[Dataset items]
- - - - - - -

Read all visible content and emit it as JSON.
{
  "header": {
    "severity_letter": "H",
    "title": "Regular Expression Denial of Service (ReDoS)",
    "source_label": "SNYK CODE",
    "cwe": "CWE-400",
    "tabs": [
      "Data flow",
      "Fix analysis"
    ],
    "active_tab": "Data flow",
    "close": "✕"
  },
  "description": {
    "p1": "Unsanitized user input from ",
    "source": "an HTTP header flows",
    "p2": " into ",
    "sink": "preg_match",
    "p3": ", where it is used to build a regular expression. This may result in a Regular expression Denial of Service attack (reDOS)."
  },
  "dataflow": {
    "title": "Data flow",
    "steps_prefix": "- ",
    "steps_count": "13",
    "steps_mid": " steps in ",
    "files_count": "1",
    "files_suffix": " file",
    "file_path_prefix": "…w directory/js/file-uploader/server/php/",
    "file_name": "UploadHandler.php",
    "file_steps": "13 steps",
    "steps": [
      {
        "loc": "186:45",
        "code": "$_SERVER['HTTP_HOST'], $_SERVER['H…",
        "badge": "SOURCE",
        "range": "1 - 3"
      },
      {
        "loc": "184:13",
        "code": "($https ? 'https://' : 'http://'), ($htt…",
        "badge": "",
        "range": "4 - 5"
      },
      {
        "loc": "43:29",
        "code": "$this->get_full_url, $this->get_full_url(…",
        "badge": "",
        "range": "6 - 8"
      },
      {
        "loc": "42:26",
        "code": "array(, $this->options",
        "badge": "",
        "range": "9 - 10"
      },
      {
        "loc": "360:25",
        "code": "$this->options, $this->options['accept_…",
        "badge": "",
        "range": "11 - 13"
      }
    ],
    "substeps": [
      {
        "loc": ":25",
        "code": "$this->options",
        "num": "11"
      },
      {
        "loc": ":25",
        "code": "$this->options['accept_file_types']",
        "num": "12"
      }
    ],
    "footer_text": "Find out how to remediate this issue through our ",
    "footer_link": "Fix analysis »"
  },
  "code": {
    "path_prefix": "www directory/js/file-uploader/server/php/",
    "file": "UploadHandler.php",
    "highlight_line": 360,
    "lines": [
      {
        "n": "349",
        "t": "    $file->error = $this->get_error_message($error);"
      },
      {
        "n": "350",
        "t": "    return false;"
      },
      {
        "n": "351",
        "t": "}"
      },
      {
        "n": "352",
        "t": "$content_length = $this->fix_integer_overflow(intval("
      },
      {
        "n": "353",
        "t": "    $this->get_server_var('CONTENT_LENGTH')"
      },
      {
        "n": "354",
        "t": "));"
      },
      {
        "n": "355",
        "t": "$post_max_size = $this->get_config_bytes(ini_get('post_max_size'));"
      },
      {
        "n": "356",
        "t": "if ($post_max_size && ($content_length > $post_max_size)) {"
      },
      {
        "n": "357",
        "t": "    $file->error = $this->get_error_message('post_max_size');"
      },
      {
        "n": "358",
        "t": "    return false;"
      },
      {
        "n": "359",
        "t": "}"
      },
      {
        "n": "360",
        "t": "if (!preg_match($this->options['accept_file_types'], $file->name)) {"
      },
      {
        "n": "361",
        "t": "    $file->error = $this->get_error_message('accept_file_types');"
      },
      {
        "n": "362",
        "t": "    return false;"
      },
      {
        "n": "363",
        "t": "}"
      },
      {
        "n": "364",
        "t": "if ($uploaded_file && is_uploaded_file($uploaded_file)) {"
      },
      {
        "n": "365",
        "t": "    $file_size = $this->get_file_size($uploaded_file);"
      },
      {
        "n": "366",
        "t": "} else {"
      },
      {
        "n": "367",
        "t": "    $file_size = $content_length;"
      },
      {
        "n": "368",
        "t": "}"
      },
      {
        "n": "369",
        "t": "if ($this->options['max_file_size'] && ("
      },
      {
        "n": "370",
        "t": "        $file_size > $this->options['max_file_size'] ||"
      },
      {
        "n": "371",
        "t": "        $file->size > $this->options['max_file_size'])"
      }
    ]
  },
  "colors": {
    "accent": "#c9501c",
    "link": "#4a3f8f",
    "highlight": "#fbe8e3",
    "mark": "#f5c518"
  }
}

- - - - - - -

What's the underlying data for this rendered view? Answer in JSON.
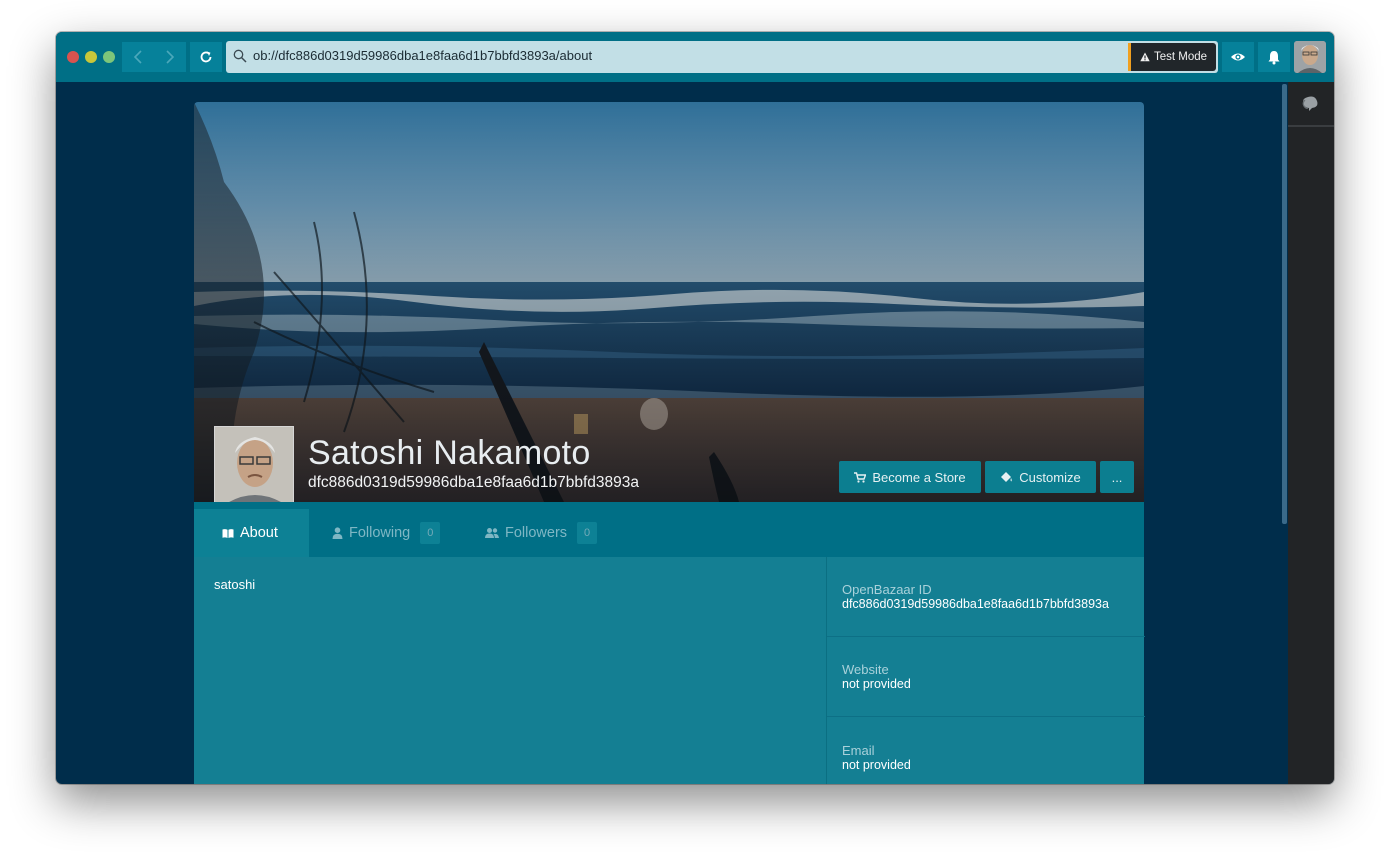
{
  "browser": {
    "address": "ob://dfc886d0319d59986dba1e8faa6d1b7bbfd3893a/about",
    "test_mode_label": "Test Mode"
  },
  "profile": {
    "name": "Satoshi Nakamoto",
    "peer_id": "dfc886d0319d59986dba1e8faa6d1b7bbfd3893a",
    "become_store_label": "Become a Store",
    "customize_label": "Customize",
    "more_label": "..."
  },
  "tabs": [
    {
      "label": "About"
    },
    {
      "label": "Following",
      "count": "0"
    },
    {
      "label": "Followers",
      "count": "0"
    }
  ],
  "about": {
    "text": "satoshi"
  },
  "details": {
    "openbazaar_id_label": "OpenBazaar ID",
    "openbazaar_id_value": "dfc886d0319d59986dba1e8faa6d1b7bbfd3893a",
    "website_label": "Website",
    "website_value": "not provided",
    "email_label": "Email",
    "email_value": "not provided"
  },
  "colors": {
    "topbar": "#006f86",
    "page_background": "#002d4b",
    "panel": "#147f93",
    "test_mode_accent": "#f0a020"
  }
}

- - - - - - -

• _THE EXERCISE_: Only the number is required: the count of lines containing the word "title".

• _SOLUTION FOR THIS PROBLEM_: 2